Required work » Find every line below that contains the word "color" and copy it out.
— START OF Records for the task —
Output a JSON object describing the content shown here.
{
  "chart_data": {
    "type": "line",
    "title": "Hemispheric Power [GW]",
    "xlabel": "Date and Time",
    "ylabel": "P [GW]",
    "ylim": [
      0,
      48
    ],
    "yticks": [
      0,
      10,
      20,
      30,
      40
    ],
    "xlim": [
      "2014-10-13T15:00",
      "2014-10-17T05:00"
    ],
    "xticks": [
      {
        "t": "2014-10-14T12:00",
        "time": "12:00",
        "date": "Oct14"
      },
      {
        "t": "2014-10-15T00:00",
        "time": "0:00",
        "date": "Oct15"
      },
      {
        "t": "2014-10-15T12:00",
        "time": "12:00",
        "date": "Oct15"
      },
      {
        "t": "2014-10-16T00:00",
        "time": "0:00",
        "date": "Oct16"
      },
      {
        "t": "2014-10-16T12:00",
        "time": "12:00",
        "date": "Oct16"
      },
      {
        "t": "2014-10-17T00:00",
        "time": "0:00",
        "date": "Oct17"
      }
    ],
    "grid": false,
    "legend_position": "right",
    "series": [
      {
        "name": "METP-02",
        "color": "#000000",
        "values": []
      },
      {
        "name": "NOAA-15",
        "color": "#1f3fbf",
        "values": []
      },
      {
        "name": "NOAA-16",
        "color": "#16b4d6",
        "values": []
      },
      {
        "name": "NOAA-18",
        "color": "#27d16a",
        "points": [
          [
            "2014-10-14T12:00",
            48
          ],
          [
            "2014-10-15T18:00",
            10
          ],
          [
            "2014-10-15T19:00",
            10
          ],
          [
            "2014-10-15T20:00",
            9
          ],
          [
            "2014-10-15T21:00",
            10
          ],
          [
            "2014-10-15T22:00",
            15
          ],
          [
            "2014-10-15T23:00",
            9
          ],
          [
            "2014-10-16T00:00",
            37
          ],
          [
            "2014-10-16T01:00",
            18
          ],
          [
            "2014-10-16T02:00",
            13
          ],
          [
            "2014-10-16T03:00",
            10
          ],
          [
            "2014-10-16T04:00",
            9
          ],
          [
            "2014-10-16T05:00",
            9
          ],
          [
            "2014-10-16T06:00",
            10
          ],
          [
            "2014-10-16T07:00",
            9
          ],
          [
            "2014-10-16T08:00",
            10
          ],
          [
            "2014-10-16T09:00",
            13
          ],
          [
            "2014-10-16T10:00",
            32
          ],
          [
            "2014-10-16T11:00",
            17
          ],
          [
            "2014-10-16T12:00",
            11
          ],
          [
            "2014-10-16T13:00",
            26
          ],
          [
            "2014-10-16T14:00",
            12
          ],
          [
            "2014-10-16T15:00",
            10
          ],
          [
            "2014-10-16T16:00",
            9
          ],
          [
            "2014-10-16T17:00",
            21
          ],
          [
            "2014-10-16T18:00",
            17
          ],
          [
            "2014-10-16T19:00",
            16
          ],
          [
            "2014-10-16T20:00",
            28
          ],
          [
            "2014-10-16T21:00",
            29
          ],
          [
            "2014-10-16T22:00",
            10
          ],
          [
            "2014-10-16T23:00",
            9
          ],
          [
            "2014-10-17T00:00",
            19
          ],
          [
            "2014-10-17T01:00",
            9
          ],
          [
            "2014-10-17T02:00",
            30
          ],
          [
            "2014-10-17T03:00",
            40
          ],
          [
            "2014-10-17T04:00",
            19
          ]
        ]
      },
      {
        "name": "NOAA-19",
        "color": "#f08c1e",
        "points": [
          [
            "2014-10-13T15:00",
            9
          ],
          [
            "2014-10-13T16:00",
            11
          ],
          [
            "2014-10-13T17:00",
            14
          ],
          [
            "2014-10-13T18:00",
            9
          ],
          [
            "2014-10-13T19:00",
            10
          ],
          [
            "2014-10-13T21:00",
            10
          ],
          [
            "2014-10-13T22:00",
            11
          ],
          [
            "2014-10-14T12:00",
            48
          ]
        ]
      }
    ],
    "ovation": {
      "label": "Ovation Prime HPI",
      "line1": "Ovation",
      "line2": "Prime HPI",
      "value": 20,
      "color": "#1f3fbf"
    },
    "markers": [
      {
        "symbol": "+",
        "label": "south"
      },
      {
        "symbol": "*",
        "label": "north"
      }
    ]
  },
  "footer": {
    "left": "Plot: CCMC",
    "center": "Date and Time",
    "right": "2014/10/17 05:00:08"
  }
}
— END OF Records for the task —
Output of the exercise »
        "color": "#000000",
        "color": "#1f3fbf",
        "color": "#16b4d6",
        "color": "#27d16a",
        "color": "#f08c1e",
      "color": "#1f3fbf"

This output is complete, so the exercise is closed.